**Items:**
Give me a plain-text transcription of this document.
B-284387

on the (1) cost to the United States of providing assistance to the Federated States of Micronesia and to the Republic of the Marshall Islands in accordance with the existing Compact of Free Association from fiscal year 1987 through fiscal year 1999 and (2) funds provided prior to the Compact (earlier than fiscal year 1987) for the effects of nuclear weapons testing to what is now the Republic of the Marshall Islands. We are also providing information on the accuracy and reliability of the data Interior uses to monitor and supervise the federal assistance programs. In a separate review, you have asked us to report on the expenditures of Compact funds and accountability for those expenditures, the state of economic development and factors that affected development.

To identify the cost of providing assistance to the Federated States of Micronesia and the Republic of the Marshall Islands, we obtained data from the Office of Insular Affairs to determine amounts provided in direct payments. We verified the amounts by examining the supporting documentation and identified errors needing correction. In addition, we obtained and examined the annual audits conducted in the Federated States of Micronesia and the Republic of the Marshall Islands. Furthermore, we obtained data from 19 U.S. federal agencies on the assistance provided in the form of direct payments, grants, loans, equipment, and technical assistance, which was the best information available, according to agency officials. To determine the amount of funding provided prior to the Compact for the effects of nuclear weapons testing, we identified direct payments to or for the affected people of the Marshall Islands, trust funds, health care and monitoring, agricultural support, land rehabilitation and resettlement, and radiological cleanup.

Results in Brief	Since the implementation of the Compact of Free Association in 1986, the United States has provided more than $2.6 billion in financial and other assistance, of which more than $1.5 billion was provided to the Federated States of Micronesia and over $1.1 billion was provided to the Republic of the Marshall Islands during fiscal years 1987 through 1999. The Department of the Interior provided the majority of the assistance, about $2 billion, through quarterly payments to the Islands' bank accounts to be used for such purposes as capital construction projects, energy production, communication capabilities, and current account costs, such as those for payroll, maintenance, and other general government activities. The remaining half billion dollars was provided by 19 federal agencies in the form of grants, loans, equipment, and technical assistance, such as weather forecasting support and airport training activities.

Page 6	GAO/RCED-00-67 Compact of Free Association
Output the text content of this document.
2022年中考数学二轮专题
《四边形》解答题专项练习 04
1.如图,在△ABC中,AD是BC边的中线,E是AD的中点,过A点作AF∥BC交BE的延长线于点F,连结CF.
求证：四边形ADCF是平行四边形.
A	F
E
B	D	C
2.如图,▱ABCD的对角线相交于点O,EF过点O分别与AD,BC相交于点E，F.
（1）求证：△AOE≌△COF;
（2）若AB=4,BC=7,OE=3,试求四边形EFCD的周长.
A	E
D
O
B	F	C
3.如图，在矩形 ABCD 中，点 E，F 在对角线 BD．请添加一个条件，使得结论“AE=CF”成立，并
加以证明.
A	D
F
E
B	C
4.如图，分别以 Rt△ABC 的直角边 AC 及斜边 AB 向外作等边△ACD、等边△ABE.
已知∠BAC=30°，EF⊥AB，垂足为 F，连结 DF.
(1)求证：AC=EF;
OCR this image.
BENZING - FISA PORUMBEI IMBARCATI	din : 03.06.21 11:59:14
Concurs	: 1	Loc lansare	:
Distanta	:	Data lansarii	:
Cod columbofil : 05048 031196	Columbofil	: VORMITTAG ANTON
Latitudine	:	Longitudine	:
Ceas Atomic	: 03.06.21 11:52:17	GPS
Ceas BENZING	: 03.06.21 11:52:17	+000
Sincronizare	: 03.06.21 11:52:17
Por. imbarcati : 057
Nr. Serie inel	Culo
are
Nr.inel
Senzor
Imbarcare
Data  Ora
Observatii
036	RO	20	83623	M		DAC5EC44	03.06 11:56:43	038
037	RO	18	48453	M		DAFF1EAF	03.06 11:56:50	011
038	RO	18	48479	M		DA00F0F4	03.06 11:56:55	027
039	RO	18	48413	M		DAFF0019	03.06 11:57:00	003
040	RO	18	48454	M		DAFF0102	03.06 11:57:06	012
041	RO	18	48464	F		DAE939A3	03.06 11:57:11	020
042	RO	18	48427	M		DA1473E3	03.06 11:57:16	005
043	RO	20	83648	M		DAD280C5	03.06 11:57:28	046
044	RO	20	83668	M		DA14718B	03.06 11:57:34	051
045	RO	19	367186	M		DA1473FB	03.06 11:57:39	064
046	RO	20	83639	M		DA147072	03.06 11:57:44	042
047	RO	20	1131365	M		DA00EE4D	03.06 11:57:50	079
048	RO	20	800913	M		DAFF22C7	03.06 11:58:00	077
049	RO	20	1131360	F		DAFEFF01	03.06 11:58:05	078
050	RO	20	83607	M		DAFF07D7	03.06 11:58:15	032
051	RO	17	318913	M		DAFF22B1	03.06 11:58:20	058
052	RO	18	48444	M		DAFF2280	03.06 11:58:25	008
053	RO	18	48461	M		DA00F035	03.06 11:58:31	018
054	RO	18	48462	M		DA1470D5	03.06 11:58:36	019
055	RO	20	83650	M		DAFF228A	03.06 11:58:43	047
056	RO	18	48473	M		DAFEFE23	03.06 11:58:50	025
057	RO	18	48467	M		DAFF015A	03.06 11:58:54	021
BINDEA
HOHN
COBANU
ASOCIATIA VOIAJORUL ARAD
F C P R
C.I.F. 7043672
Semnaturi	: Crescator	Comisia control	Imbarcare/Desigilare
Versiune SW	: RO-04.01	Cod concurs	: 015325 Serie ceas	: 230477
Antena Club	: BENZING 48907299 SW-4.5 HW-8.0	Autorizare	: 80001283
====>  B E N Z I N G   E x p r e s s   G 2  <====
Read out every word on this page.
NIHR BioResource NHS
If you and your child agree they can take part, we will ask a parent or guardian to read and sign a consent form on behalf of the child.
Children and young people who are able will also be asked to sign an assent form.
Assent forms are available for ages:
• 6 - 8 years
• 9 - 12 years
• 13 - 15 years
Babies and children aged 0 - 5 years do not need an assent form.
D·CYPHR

**Written task:** Check every line in the material above for the string "years", then give only the number of lines that have it.

**The completed task:** 5